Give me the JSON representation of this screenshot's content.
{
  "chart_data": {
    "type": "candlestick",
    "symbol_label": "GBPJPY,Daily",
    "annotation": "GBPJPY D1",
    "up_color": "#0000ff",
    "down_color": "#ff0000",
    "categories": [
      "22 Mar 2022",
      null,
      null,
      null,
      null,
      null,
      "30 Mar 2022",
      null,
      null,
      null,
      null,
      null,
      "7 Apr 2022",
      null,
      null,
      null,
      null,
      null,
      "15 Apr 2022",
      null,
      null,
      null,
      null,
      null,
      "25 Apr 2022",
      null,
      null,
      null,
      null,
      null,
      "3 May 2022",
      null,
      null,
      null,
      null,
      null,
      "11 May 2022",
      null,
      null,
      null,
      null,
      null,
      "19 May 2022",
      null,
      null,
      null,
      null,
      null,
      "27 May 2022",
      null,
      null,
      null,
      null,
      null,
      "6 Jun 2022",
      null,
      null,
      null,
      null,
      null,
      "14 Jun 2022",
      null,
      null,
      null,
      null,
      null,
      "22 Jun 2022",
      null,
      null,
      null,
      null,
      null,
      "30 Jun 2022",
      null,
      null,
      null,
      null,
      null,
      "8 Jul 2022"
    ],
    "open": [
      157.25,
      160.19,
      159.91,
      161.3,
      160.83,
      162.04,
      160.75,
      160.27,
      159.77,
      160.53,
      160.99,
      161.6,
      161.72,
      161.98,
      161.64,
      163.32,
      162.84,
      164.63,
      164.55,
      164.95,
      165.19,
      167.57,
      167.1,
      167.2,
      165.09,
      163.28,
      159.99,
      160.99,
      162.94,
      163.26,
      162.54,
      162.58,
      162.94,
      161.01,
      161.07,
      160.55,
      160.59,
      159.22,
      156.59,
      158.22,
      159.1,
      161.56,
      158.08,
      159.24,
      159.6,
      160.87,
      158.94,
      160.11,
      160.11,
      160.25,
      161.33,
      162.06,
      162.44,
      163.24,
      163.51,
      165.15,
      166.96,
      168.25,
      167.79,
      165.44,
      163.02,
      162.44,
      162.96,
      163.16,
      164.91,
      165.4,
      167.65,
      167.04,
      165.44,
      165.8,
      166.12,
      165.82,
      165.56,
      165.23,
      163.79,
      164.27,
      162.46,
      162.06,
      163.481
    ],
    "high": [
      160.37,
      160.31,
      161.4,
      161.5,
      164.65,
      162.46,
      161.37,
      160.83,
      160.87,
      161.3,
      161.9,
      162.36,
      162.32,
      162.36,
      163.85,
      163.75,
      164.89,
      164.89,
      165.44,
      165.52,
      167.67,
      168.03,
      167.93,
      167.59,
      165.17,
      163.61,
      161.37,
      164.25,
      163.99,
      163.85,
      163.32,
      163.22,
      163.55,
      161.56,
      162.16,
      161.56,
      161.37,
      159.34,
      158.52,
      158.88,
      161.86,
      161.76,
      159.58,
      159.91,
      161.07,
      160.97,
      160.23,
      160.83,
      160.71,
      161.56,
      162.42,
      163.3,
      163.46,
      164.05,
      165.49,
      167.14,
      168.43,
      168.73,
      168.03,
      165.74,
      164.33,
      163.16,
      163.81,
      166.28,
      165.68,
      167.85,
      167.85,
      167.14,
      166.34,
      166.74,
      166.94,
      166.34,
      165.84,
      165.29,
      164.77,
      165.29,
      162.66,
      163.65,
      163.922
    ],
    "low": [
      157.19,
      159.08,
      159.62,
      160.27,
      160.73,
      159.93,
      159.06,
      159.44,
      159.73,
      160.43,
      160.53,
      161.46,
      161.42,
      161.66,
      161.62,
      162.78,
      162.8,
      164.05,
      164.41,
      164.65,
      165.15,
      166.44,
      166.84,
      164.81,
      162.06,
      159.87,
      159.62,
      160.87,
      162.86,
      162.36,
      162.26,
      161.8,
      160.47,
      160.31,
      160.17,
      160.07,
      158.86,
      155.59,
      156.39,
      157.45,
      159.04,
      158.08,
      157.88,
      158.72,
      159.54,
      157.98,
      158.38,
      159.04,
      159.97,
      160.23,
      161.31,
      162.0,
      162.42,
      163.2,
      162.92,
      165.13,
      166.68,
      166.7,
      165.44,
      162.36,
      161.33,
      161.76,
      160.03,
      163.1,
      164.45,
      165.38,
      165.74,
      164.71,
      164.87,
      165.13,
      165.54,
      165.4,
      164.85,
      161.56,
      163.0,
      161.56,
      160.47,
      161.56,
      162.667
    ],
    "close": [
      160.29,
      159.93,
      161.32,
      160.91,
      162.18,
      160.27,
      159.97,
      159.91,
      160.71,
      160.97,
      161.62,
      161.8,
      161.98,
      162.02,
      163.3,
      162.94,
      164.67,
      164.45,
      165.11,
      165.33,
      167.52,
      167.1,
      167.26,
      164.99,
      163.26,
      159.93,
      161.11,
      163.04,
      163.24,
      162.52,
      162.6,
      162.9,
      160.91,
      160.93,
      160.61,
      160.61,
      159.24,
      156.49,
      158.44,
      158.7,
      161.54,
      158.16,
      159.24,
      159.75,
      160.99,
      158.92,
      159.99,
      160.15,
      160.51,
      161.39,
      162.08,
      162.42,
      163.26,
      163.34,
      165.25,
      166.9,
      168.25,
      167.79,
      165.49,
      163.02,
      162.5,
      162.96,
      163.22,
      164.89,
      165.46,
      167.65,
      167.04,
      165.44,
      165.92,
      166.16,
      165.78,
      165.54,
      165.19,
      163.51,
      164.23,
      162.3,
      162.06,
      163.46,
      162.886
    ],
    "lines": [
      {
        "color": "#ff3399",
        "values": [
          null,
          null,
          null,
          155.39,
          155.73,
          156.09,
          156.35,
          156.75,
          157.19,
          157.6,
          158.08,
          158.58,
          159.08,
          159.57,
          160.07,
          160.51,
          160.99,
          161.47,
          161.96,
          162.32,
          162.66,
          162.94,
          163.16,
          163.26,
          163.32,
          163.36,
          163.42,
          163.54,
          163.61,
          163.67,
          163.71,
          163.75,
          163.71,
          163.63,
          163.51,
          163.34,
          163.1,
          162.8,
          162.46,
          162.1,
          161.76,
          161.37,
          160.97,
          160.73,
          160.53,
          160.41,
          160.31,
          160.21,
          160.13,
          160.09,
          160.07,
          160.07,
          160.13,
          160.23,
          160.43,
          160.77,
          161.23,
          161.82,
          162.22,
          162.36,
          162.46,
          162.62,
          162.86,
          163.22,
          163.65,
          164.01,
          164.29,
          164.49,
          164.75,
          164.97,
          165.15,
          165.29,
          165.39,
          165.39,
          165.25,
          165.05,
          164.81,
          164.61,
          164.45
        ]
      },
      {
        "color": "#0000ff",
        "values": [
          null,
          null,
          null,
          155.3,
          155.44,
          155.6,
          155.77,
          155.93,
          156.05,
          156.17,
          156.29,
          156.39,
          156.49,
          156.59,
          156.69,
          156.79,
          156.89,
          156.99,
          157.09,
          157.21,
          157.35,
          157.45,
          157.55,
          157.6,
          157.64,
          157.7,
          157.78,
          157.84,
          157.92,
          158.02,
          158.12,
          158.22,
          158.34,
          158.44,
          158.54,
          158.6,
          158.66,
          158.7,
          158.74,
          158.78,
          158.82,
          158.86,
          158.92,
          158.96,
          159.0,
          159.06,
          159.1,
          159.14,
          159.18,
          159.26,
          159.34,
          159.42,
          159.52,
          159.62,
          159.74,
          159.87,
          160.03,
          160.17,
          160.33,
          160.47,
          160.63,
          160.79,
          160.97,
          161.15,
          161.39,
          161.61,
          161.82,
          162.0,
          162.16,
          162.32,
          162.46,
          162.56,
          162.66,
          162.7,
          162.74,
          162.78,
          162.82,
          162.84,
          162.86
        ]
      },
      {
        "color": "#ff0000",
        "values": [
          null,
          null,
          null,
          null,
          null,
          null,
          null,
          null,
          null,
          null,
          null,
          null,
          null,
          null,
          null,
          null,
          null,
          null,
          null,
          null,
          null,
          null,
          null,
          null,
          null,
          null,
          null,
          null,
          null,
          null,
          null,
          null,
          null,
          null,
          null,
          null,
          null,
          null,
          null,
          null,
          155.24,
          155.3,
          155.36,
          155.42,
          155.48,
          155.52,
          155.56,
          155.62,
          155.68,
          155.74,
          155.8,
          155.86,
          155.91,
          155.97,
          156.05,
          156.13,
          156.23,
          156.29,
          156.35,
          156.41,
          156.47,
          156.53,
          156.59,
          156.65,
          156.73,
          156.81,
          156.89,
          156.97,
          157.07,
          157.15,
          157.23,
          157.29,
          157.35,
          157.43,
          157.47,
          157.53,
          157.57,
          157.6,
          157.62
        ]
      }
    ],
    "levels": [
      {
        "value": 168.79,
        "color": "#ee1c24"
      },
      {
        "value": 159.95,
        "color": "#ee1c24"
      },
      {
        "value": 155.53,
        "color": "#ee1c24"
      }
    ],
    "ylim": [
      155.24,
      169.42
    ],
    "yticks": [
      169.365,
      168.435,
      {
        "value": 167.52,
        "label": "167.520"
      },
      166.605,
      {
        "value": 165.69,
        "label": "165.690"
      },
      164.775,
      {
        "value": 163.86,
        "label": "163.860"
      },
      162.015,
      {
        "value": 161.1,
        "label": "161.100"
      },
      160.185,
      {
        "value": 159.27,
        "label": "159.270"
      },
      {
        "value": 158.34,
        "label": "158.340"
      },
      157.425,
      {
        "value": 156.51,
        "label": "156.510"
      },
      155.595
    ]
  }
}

+++

*What is being asked*
Read the lines above. Gather those in which the string "GBPJPY" is found.

*Expected output*
    "symbol_label": "GBPJPY,Daily",
    "annotation": "GBPJPY D1",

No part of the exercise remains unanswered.